** START OF Data records **

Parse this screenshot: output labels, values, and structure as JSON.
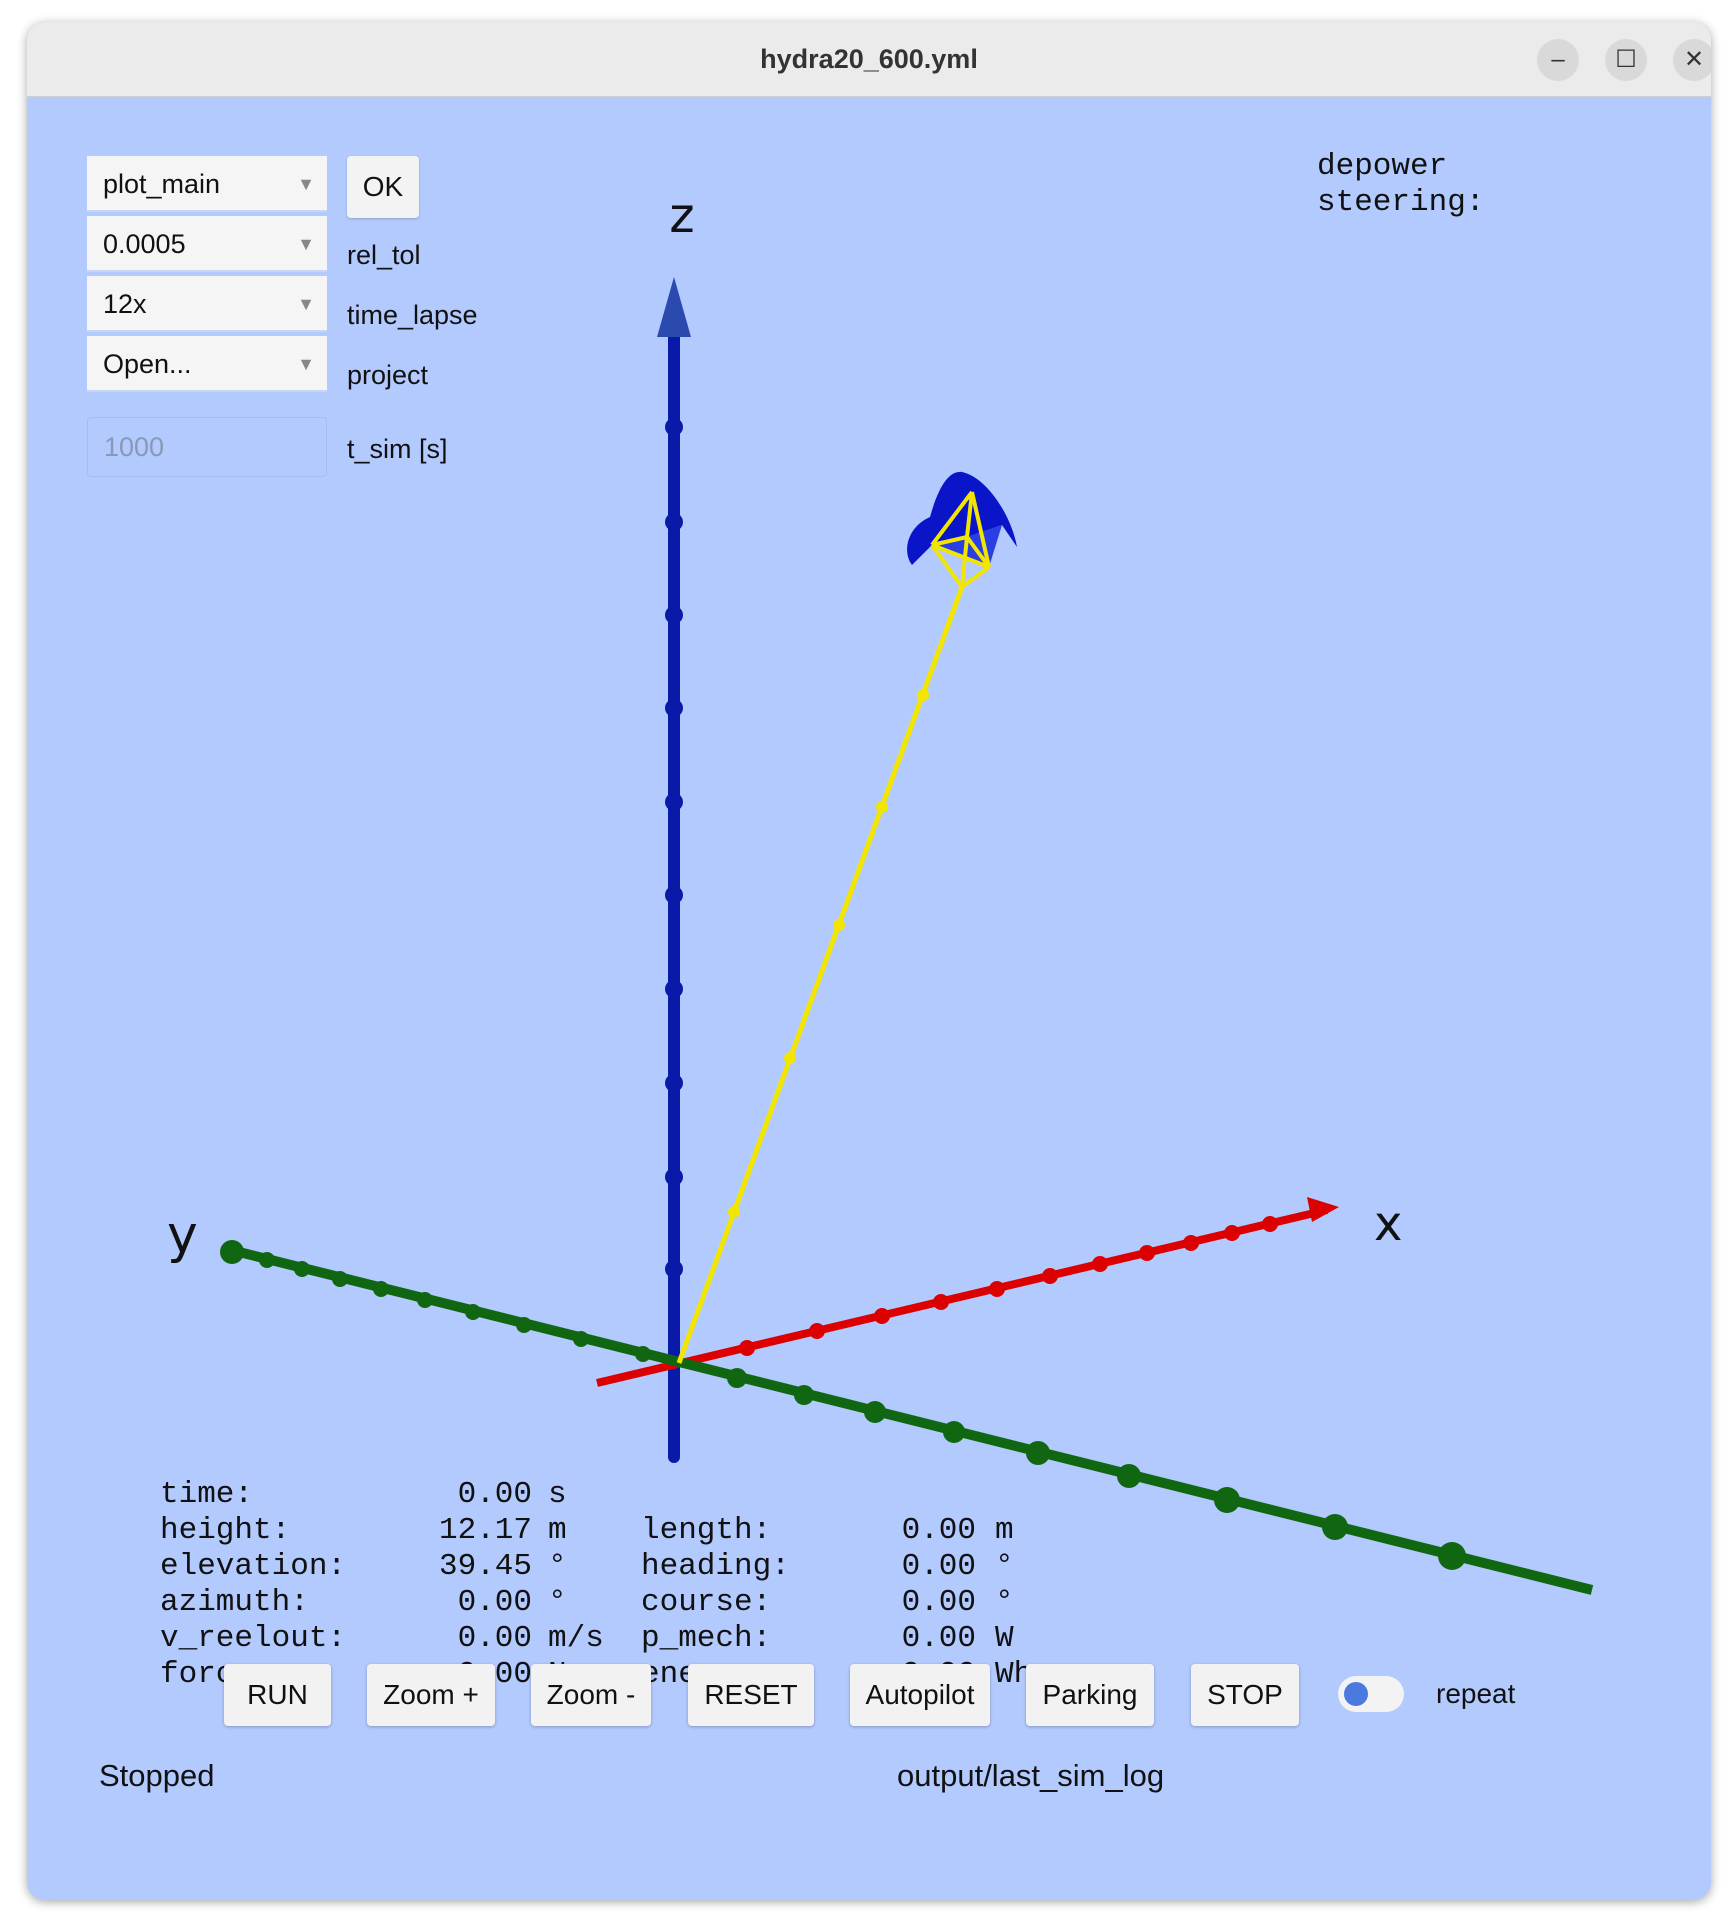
{
  "window": {
    "title": "hydra20_600.yml"
  },
  "controls": {
    "plot_dropdown": "plot_main",
    "ok_label": "OK",
    "rel_tol_value": "0.0005",
    "rel_tol_label": "rel_tol",
    "time_lapse_value": "12x",
    "time_lapse_label": "time_lapse",
    "project_value": "Open...",
    "project_label": "project",
    "t_sim_placeholder": "1000",
    "t_sim_label": "t_sim [s]"
  },
  "info": {
    "depower": "depower",
    "steering": "steering:"
  },
  "axes": {
    "x": "x",
    "y": "y",
    "z": "z"
  },
  "stats": {
    "left": [
      {
        "name": "time:",
        "value": "0.00",
        "unit": "s"
      },
      {
        "name": "height:",
        "value": "12.17",
        "unit": "m"
      },
      {
        "name": "elevation:",
        "value": "39.45",
        "unit": "°"
      },
      {
        "name": "azimuth:",
        "value": "0.00",
        "unit": "°"
      },
      {
        "name": "v_reelout:",
        "value": "0.00",
        "unit": "m/s"
      },
      {
        "name": "force:",
        "value": "0.00",
        "unit": "N"
      }
    ],
    "right": [
      {
        "name": "length:",
        "value": "0.00",
        "unit": "m"
      },
      {
        "name": "heading:",
        "value": "0.00",
        "unit": "°"
      },
      {
        "name": "course:",
        "value": "0.00",
        "unit": "°"
      },
      {
        "name": "p_mech:",
        "value": "0.00",
        "unit": "W"
      },
      {
        "name": "energy:",
        "value": "0.00",
        "unit": "Wh"
      }
    ]
  },
  "buttons": {
    "run": "RUN",
    "zoom_in": "Zoom +",
    "zoom_out": "Zoom -",
    "reset": "RESET",
    "autopilot": "Autopilot",
    "parking": "Parking",
    "stop": "STOP",
    "repeat_label": "repeat"
  },
  "status": {
    "state": "Stopped",
    "log_path": "output/last_sim_log"
  },
  "colors": {
    "background": "#b3caff",
    "x_axis": "#dd0000",
    "y_axis": "#116611",
    "z_axis": "#0a1aa8",
    "tether": "#f2e600",
    "kite": "#0a14c8"
  }
}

** END OF Data records **

* Exercise description *
Filter the entries down to the lines containing "output". Copy each of those lines.

* Solution for this task *
Parse this screenshot: output labels, values, and structure as JSON.
    "log_path": "output/last_sim_log"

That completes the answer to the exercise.